**Work instructions:**
Copy out each line of the listing that has the word "LEGOS" in it.

**Record extracts:**
<<<<

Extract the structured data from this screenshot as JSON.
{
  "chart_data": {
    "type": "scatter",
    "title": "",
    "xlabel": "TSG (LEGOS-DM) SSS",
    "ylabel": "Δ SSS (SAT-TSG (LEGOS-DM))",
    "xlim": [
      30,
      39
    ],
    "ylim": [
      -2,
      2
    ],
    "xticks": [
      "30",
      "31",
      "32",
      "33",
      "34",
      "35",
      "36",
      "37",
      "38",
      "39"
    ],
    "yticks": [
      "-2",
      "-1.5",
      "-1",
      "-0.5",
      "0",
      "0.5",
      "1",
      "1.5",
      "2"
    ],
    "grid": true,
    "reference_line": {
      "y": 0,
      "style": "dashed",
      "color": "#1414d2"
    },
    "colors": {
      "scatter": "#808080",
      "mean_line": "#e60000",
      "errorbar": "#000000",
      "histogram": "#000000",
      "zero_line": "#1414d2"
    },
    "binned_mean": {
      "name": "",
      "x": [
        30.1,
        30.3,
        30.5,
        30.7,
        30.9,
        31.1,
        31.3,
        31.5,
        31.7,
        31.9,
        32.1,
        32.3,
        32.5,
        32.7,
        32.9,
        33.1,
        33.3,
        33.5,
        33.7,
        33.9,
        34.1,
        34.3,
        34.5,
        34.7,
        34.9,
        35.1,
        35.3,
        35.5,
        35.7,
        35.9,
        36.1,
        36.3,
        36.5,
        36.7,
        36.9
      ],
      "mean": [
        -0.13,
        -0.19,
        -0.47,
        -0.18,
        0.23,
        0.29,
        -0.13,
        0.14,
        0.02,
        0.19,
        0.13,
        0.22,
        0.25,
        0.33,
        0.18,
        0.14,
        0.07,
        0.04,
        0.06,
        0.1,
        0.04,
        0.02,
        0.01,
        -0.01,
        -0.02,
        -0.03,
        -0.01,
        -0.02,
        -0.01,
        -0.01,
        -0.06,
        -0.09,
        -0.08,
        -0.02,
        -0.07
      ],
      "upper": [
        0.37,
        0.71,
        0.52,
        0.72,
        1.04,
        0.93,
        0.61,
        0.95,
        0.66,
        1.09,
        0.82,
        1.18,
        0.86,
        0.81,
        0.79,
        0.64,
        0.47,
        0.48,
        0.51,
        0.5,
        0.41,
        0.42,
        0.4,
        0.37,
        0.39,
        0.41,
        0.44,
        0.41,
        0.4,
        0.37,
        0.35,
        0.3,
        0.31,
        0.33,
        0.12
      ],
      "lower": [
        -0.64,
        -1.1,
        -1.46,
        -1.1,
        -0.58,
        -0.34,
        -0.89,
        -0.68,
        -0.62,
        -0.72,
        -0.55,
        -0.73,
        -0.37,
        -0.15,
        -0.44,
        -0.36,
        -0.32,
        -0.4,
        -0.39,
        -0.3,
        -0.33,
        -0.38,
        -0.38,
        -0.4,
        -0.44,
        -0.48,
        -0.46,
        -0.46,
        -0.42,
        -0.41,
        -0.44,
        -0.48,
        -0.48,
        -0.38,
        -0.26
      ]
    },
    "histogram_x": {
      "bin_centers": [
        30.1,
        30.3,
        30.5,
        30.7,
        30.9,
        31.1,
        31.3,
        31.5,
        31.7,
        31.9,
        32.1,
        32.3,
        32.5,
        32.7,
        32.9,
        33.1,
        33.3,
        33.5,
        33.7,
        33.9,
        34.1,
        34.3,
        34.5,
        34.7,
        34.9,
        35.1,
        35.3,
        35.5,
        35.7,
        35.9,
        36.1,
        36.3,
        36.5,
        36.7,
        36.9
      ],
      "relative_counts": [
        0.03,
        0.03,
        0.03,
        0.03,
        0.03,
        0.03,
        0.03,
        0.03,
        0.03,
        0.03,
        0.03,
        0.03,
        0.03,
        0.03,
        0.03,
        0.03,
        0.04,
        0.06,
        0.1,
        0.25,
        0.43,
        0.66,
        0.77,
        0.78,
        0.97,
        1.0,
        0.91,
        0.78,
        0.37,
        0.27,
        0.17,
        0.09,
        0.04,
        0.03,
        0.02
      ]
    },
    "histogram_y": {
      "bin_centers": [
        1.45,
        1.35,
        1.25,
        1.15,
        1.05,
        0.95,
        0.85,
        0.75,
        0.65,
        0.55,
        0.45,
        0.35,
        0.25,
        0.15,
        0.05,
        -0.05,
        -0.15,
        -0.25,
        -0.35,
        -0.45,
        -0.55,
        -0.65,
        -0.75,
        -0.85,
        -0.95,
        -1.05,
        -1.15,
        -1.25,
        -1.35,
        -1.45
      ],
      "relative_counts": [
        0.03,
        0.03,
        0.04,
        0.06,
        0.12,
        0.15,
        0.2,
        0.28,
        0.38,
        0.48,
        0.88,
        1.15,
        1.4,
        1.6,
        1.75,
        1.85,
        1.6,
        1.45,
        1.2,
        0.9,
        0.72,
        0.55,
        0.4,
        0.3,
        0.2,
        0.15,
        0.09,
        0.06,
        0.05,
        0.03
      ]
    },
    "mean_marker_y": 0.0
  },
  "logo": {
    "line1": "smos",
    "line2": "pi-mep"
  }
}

>>>>

**Expected output:**
    "xlabel": "TSG (LEGOS-DM) SSS",
    "ylabel": "Δ SSS (SAT-TSG (LEGOS-DM))",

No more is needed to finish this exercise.